**What to produce:**
Word for word, give the material below again, minus any images.

(Data records)
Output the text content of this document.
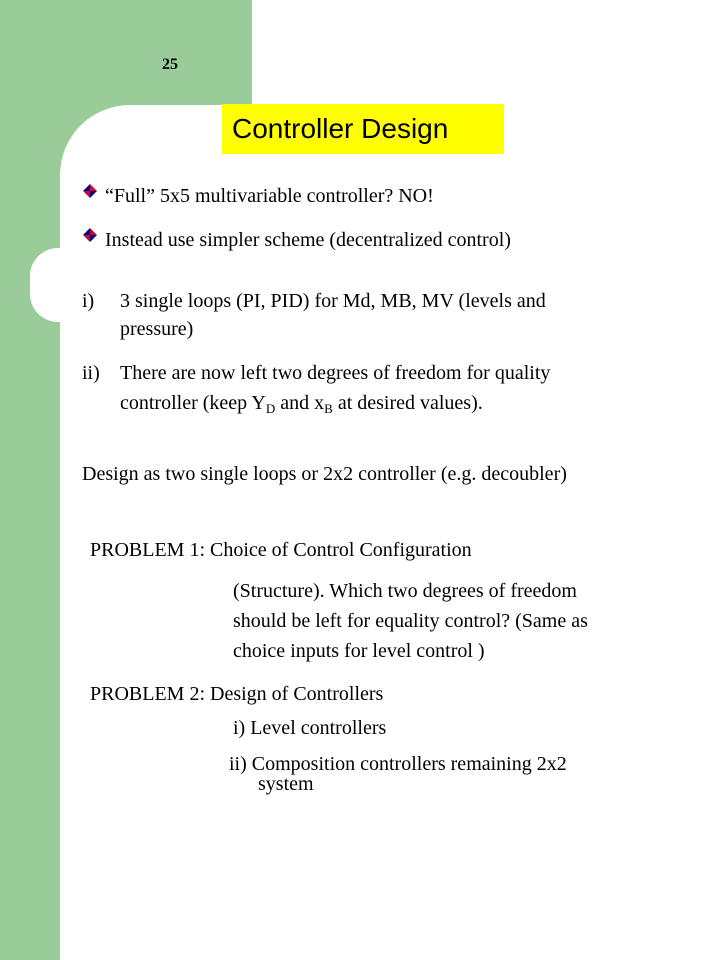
25
Controller Design
“Full” 5x5 multivariable controller? NO!
Instead use simpler scheme (decentralized control)
i) 3 single loops (PI, PID) for Md, MB, MV (levels and
pressure)
ii) There are now left two degrees of freedom for quality
controller (keep $Y_D$ and $x_B$ at desired values).
Design as two single loops or 2x2 controller (e.g. decoubler)
PROBLEM 1: Choice of Control Configuration
(Structure). Which two degrees of freedom
should be left for equality control? (Same as
choice inputs for level control )
PROBLEM 2: Design of Controllers
i) Level controllers
ii) Composition controllers remaining 2x2
system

**Correct result:**
Output the text content of this document.
25
Controller Design
“Full” 5x5 multivariable controller? NO!
Instead use simpler scheme (decentralized control)
i) 3 single loops (PI, PID) for Md, MB, MV (levels and
pressure)
ii) There are now left two degrees of freedom for quality
controller (keep $Y_D$ and $x_B$ at desired values).
Design as two single loops or 2x2 controller (e.g. decoubler)
PROBLEM 1: Choice of Control Configuration
(Structure). Which two degrees of freedom
should be left for equality control? (Same as
choice inputs for level control )
PROBLEM 2: Design of Controllers
i) Level controllers
ii) Composition controllers remaining 2x2
system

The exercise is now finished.